Source passage:
★ ★ ★ ★

This will be by far the most controversial post on the website! After having repaired literally 1000s of pieces of electronics equipment, from fast food restaurant VHF belt packs for the drive-through system, to video projectors and reel to reels by the 100s, here’s my personal experience about fully recapping vintage electronics.
Far too often I read on Facebook and other online websites and forums ‘It’s a bad capacitor’, and while this can be true, there’s many times that it is not.
Theory and Reality
So, all capacitors are an electricity storage device. In this case, we are dealing with electrolytic capacitors in reel to reel tape decks. They are similar to a small (or large) battery and while we’re not diving deep into electronics theory here (there’s lots of that elsewhere online), we can touch on the basics. A capacitor stores electricity, and some high voltage ones can give you a good zap, long after the piece of equipment is turned off. (usually not the case with reel to reel decks).
So, just like a battery, a capacitor has two plates and some electrolyte and other chemicals that make up its composition. The ‘recappers’ claim that after 15-40 years (you fill in the number), the electrolyte fails, reducing the capacitance value (and ESR, but we’re not getting into theory here), and the piece of equipment in question is no longer in spec. In theory, that’s true. In reality however, things are different.

★ ★ ★ ★

Data rows:
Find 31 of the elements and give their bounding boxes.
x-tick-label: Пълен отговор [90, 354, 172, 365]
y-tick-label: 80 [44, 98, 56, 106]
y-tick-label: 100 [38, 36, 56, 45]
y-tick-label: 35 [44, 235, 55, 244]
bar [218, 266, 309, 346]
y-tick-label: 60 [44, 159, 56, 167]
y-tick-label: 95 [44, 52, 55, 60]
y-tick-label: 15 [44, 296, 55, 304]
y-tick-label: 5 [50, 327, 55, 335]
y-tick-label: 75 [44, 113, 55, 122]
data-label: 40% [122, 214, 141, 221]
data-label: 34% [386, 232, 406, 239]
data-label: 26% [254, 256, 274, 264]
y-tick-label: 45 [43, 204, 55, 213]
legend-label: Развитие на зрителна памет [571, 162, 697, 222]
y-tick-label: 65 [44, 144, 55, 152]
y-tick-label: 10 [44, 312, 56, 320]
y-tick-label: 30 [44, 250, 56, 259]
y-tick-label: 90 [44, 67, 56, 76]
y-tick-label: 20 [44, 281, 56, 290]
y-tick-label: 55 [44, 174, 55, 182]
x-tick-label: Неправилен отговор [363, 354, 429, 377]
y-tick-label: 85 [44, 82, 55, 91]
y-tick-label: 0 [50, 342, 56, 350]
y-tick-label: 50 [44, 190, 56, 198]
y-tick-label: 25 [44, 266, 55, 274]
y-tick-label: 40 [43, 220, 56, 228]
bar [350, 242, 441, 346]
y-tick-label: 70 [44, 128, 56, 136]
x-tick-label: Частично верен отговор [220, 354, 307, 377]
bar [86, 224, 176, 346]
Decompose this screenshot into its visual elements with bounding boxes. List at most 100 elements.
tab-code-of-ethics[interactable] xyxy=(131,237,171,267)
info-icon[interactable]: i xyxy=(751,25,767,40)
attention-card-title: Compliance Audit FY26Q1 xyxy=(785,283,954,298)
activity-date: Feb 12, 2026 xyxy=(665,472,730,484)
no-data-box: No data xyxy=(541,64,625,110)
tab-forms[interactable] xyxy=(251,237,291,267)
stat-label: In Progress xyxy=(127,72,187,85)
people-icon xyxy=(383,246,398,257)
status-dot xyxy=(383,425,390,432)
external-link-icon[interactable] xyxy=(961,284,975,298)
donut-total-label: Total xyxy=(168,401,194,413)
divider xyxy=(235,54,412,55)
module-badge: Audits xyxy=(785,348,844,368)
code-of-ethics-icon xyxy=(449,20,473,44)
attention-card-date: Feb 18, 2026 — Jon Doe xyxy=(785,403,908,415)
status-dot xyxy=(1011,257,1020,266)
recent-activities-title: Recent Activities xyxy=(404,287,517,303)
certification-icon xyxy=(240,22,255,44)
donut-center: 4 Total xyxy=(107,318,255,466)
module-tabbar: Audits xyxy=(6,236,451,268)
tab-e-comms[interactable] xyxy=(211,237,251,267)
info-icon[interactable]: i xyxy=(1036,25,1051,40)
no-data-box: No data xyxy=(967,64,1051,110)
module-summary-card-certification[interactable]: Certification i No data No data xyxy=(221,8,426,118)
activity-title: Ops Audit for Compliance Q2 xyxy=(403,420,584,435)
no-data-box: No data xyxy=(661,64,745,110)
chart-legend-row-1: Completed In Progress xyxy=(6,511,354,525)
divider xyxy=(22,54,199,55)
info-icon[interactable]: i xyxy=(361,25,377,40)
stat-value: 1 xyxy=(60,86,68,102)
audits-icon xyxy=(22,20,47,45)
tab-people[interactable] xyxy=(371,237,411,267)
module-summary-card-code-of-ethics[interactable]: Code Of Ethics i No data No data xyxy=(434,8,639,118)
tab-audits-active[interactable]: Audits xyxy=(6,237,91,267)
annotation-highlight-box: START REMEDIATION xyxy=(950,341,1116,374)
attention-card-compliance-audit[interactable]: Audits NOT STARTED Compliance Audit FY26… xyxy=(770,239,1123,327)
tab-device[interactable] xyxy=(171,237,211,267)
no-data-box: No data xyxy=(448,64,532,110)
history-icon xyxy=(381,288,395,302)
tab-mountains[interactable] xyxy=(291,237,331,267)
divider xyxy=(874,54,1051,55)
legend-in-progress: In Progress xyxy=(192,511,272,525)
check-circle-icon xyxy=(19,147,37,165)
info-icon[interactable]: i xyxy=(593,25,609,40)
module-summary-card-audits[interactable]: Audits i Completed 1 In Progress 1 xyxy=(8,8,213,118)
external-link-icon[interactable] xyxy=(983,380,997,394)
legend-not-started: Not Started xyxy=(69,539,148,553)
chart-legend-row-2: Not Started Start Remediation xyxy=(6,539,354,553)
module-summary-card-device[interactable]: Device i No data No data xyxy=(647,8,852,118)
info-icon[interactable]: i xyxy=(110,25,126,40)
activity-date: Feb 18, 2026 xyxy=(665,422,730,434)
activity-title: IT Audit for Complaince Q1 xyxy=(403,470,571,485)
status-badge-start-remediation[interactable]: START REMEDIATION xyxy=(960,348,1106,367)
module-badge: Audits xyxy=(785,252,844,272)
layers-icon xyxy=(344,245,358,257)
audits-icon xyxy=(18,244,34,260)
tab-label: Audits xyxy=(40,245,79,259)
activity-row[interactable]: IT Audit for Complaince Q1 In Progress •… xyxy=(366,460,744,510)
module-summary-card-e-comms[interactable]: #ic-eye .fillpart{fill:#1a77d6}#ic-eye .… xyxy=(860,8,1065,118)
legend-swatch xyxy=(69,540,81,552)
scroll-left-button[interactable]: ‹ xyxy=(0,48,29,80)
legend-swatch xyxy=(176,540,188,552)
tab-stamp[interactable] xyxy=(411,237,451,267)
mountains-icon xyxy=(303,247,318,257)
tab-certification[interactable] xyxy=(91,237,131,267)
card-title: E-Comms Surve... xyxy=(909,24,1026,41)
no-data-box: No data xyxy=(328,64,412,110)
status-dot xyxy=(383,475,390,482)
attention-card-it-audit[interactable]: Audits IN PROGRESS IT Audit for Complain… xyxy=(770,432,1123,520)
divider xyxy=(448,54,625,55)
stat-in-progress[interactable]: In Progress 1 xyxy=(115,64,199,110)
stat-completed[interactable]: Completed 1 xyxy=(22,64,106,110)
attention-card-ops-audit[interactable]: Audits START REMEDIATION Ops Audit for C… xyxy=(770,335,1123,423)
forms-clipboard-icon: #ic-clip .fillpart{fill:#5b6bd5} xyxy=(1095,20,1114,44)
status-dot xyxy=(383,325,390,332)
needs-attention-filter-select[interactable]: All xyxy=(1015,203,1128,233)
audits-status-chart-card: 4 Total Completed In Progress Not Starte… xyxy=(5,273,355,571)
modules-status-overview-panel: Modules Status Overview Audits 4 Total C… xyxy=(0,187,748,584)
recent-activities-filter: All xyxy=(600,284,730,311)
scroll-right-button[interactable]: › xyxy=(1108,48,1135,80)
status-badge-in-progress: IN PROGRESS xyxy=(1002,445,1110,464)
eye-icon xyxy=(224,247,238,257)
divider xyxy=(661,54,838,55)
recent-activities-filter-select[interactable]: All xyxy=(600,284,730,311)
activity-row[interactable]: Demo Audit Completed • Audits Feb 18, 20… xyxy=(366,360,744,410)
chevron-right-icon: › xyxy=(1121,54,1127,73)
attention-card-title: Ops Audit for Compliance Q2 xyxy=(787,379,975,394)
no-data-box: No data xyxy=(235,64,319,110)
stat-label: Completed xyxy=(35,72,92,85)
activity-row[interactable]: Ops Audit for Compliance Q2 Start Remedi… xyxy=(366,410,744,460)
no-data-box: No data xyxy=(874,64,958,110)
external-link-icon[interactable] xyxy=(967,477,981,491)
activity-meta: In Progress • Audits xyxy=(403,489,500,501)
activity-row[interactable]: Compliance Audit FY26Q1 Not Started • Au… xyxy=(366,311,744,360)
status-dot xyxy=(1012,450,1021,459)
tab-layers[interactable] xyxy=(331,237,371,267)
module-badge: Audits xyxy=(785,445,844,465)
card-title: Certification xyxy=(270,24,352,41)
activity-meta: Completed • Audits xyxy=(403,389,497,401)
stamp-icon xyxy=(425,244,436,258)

★ ★ ★ ★

Stated goal 1: In the recapping article above, what kind of capacitors does the author say are being discussed?
Stated goal 2: Continue the recapping article from its final sentence.

Exercise result 1: Electrolytic capacitors in reel-to-reel tape decks.

Exercise result 2:
What a lot of people don’t realize, is that in general, the typical capacitor made back in the 1960s and 1970s was made a whole lot better than many capacitors made in the last 20 years. So, I stand here on my soapbox, saying that many, if not the vast majority of 40-50 year old capacitors are still well within spec today as compared to the day they were made. There, a very bold statement, and I’ll qualify it as follows:
Generally speaking, electrolytic capacitors were rated at +100/-20% in the 1970s. That means that a 100uF capacitor fresh out of the factory can read up to 200uF, and down to 80uF, and still be within specifications. There are other parameters of concern when dealing with capacitors, and not just the absolute value, but the bottom line is this: I use a high end Sencore brand capacitor tester to randomly test 50 year old capacitors, to see whether capacitors are good or not, and by and large, almost all of the caps in vintage electronics are still within spec.
There are additional tests that I do when it comes to capacitors. I do a full frequency response sweep (seen on all of my ads on Reverb, and sent to clients when a deck comes in for repair). A tape deck that has a capacitor that is well out of spec, either in the record or playback stages, will show that capacitor failure in the frequency response, or other manner within the deck. Assuming that the heads and overall operating condition of a reel to reel is in good shape, the frequency response should be very close between the two (or more) channels. If one channel has a capacitor that is way off spec, then the affected channel will have a different frequency response than the one(s) that is working properly.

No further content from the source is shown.